(Dataset excerpt)
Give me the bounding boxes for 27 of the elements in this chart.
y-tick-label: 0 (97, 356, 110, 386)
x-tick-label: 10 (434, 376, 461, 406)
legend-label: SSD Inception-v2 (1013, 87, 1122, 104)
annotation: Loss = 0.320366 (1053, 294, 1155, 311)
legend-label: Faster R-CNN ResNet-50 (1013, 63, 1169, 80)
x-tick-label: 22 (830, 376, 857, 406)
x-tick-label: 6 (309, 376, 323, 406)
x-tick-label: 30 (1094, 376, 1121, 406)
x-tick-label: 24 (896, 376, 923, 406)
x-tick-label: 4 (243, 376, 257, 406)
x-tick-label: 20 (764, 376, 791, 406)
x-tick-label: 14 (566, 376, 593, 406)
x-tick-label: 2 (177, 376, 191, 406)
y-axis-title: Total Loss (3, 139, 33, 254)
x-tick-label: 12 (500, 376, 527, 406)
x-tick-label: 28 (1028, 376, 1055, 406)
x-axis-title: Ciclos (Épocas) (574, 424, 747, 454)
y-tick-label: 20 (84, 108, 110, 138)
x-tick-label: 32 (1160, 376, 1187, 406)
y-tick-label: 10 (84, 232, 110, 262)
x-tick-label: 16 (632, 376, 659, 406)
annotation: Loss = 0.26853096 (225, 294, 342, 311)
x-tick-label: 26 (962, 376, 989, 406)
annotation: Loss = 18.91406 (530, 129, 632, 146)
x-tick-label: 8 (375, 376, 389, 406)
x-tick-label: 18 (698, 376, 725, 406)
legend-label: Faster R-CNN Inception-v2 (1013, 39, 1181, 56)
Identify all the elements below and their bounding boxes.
---
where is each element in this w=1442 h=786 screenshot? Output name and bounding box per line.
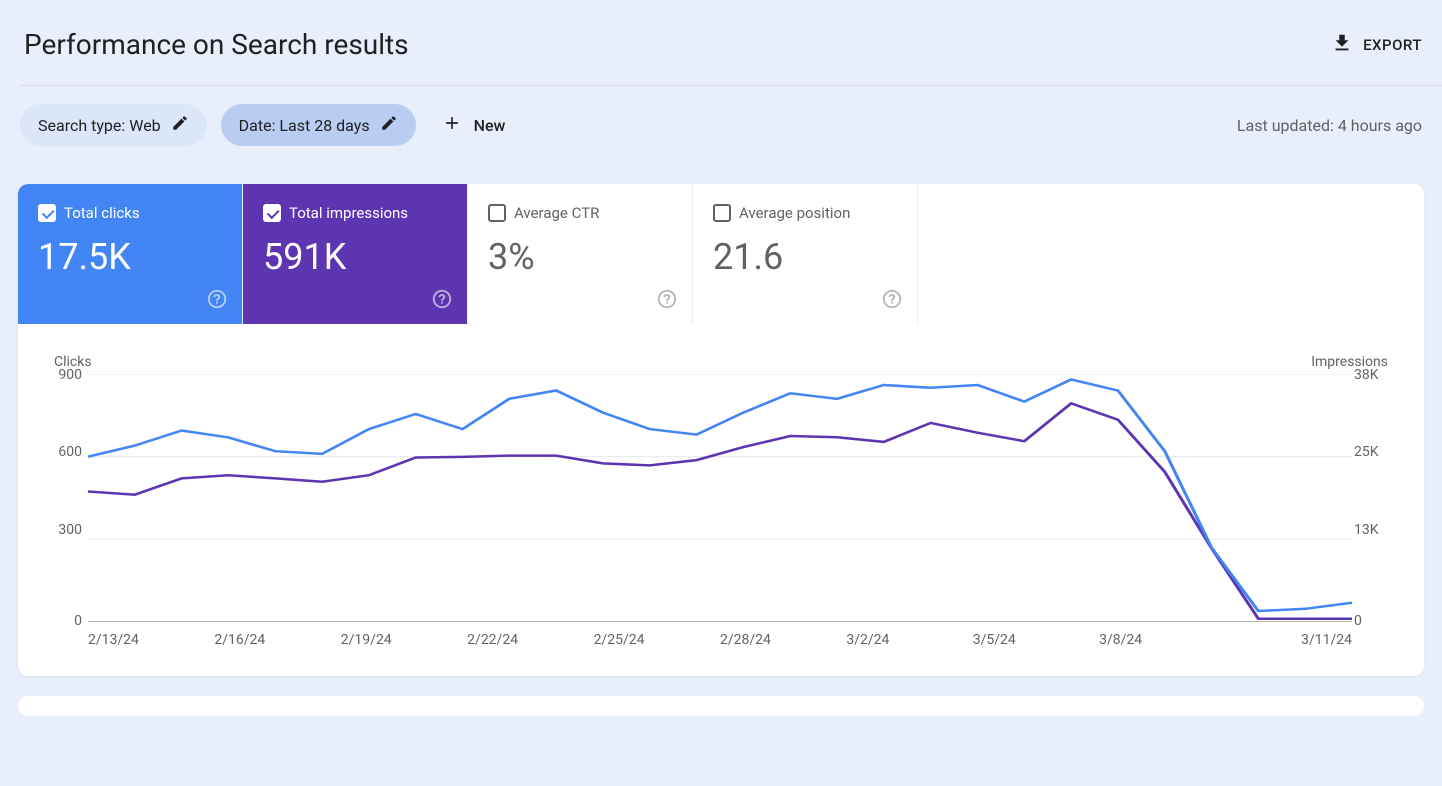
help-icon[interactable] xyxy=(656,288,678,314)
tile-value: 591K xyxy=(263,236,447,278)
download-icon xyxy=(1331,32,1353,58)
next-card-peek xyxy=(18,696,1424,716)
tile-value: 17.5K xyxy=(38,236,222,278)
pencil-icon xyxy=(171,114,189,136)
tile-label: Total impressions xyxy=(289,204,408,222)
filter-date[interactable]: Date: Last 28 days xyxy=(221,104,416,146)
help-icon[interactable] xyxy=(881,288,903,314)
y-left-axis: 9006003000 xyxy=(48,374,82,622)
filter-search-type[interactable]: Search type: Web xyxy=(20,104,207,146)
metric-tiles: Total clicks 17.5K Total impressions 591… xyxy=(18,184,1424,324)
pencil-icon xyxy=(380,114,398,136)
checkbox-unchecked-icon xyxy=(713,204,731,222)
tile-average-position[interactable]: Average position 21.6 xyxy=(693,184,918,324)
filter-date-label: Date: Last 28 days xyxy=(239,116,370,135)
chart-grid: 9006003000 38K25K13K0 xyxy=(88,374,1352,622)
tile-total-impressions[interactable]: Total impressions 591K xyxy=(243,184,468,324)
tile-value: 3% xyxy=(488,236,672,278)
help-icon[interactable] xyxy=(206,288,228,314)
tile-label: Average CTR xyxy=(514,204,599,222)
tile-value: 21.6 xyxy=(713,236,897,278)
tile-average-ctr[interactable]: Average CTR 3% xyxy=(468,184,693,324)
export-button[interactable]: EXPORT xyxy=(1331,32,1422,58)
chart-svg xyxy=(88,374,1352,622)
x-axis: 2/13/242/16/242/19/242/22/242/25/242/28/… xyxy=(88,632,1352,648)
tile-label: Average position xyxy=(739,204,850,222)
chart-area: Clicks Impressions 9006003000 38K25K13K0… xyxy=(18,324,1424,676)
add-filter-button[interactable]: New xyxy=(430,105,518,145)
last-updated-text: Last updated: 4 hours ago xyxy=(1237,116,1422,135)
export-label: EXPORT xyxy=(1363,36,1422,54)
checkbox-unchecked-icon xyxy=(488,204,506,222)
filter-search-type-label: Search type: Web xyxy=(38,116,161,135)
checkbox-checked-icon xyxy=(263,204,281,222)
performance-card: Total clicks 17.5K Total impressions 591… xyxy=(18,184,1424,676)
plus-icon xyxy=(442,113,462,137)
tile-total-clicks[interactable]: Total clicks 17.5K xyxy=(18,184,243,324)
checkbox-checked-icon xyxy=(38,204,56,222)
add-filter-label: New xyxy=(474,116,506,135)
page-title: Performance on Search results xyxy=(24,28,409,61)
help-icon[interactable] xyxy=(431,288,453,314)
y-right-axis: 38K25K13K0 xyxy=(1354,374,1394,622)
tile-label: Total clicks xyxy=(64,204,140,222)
...
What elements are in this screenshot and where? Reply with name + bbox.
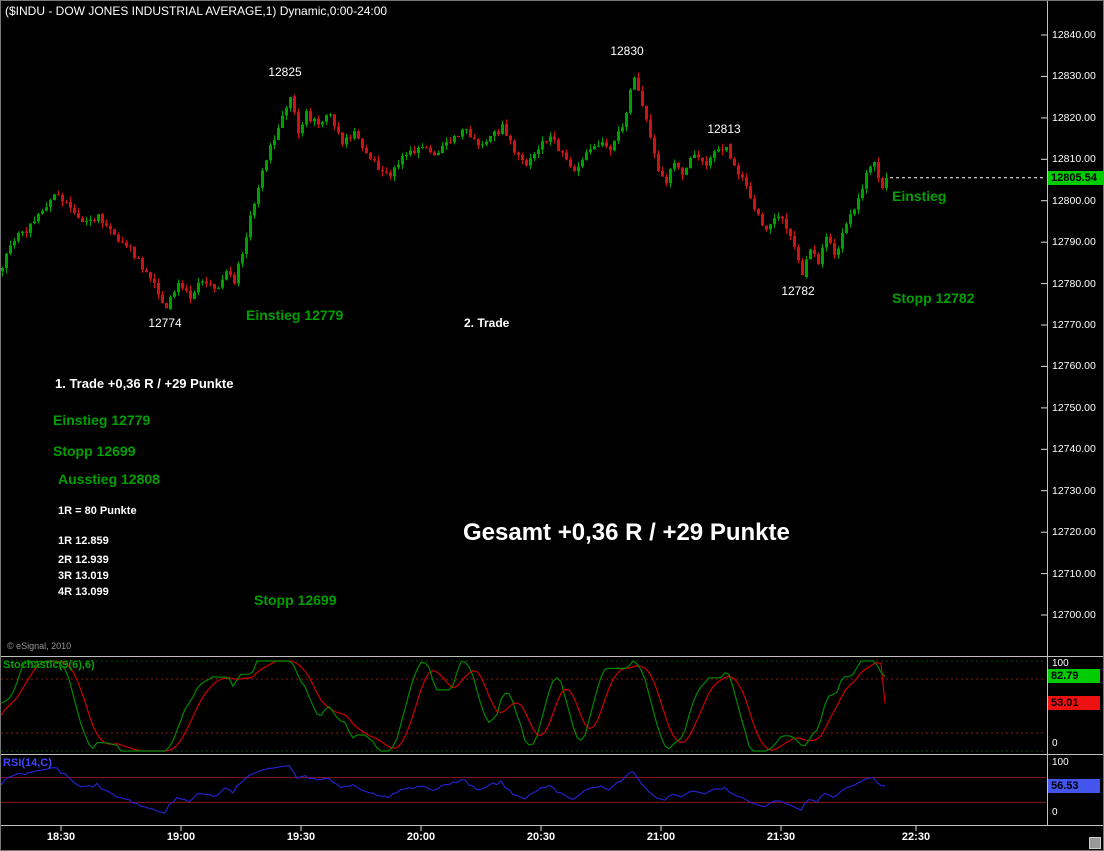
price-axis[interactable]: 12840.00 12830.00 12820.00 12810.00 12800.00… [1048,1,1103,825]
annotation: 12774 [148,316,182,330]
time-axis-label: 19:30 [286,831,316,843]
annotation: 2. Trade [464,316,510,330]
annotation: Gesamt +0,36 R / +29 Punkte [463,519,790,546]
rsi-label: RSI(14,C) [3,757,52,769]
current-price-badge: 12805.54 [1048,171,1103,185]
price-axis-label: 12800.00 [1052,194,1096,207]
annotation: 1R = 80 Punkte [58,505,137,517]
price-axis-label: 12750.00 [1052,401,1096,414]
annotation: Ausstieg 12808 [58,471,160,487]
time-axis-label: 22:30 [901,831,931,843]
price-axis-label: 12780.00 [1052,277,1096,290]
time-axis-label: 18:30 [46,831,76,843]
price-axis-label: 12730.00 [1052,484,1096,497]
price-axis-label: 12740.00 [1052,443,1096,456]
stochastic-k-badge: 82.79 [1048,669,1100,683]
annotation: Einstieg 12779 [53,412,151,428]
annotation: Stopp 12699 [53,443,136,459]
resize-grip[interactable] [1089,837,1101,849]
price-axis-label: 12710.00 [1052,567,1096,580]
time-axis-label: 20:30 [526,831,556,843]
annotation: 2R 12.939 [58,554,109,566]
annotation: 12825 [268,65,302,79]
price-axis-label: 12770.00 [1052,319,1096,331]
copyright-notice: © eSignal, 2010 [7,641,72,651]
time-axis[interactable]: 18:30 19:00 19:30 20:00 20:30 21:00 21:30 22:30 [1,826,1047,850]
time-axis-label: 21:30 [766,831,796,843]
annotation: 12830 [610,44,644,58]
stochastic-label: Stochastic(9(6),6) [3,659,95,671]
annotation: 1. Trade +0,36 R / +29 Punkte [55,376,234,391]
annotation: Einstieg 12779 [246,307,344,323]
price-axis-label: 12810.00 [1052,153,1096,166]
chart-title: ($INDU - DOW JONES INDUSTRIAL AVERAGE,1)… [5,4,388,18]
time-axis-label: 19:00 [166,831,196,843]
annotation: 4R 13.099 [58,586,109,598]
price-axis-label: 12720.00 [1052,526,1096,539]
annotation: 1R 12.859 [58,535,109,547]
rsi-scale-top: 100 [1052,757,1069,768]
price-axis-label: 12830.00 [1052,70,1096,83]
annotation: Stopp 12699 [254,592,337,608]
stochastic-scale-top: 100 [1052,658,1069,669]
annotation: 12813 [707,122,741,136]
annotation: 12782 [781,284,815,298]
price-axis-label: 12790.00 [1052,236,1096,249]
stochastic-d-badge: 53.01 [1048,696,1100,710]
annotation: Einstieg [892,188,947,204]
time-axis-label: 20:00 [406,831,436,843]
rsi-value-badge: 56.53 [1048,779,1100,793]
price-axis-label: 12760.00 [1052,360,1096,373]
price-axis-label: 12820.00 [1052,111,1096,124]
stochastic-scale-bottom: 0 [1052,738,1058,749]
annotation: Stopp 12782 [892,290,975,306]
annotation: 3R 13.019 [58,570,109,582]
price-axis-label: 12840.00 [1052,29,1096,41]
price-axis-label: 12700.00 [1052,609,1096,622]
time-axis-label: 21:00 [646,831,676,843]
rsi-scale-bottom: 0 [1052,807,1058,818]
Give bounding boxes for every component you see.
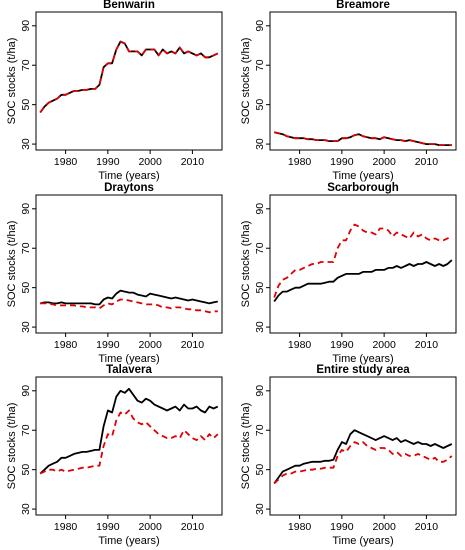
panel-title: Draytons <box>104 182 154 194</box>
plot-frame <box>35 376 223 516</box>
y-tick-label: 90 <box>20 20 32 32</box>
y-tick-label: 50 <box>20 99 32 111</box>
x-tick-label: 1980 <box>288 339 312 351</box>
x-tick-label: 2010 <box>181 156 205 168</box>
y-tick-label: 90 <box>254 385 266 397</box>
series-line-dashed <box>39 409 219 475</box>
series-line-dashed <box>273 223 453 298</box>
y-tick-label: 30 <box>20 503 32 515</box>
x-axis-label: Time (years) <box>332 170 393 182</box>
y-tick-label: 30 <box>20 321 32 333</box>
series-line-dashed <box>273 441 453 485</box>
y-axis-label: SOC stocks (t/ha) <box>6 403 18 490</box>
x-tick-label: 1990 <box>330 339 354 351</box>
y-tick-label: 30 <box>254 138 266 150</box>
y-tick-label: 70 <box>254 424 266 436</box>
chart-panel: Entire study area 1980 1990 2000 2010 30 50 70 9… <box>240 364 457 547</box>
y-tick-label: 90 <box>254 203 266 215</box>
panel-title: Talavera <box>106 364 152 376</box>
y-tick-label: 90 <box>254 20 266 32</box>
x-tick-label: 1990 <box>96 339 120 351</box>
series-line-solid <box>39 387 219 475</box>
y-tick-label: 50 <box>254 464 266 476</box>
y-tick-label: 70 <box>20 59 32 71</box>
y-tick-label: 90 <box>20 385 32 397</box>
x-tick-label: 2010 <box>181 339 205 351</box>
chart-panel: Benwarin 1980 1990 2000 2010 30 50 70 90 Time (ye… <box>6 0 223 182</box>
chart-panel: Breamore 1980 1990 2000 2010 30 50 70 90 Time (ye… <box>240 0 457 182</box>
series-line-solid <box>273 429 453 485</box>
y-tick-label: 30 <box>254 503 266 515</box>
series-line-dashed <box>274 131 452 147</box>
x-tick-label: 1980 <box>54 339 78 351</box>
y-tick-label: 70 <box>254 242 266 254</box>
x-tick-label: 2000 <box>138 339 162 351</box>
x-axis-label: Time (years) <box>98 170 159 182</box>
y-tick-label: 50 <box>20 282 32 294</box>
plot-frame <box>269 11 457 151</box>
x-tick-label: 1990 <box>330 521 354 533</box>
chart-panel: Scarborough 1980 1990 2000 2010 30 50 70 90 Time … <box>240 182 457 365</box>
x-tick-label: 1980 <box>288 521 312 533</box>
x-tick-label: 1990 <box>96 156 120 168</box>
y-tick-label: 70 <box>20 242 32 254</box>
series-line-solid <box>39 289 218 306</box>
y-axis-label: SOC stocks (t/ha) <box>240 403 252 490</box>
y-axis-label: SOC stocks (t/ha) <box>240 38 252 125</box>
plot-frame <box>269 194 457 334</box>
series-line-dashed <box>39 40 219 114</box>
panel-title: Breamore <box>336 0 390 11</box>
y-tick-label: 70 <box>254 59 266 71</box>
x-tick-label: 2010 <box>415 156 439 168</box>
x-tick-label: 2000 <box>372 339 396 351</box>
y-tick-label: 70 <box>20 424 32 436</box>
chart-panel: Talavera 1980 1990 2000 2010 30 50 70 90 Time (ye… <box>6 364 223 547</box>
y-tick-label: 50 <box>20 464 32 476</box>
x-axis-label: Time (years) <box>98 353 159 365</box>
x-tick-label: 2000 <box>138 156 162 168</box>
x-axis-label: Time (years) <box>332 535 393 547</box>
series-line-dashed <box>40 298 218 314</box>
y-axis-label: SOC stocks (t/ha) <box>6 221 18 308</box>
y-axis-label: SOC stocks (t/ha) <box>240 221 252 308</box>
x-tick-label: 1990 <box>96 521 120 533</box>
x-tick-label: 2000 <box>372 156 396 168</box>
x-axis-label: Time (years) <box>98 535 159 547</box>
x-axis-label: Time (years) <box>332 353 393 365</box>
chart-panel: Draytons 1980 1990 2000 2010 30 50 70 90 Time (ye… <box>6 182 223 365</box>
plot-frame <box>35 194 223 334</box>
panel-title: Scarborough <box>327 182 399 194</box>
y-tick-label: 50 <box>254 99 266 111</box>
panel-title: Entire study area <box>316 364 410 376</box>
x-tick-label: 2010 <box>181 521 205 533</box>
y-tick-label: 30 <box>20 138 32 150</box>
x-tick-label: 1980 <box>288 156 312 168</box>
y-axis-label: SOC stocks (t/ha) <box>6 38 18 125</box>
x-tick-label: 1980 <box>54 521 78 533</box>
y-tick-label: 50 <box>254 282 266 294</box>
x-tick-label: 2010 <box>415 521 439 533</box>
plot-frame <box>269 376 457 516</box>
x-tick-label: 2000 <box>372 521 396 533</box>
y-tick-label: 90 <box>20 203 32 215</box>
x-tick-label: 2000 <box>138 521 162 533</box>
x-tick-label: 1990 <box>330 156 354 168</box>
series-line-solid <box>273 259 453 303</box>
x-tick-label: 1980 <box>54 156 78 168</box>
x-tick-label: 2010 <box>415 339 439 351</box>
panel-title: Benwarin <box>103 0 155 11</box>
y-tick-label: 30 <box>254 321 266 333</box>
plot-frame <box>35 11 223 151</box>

| Work to complete |
Extract the lines of the records above from the line with "Give me the" up to and including the line with "Identify all the", and repeat them exactly.

| Answer to this exercise |
Give me the bounding boxes for 27 of the elements in this chart.
y-tick-label: 0 (97, 356, 110, 386)
x-tick-label: 10 (434, 376, 461, 406)
legend-label: SSD Inception-v2 (1013, 87, 1122, 104)
annotation: Loss = 0.320366 (1053, 294, 1155, 311)
legend-label: Faster R-CNN ResNet-50 (1013, 63, 1169, 80)
x-tick-label: 22 (830, 376, 857, 406)
x-tick-label: 6 (309, 376, 323, 406)
x-tick-label: 30 (1094, 376, 1121, 406)
x-tick-label: 24 (896, 376, 923, 406)
x-tick-label: 4 (243, 376, 257, 406)
x-tick-label: 20 (764, 376, 791, 406)
x-tick-label: 14 (566, 376, 593, 406)
x-tick-label: 2 (177, 376, 191, 406)
y-axis-title: Total Loss (3, 139, 33, 254)
x-tick-label: 12 (500, 376, 527, 406)
x-tick-label: 28 (1028, 376, 1055, 406)
x-axis-title: Ciclos (Épocas) (574, 424, 747, 454)
y-tick-label: 20 (84, 108, 110, 138)
x-tick-label: 32 (1160, 376, 1187, 406)
y-tick-label: 10 (84, 232, 110, 262)
x-tick-label: 16 (632, 376, 659, 406)
annotation: Loss = 0.26853096 (225, 294, 342, 311)
x-tick-label: 26 (962, 376, 989, 406)
annotation: Loss = 18.91406 (530, 129, 632, 146)
x-tick-label: 8 (375, 376, 389, 406)
x-tick-label: 18 (698, 376, 725, 406)
legend-label: Faster R-CNN Inception-v2 (1013, 39, 1181, 56)
Identify all the elements below and their bounding boxes.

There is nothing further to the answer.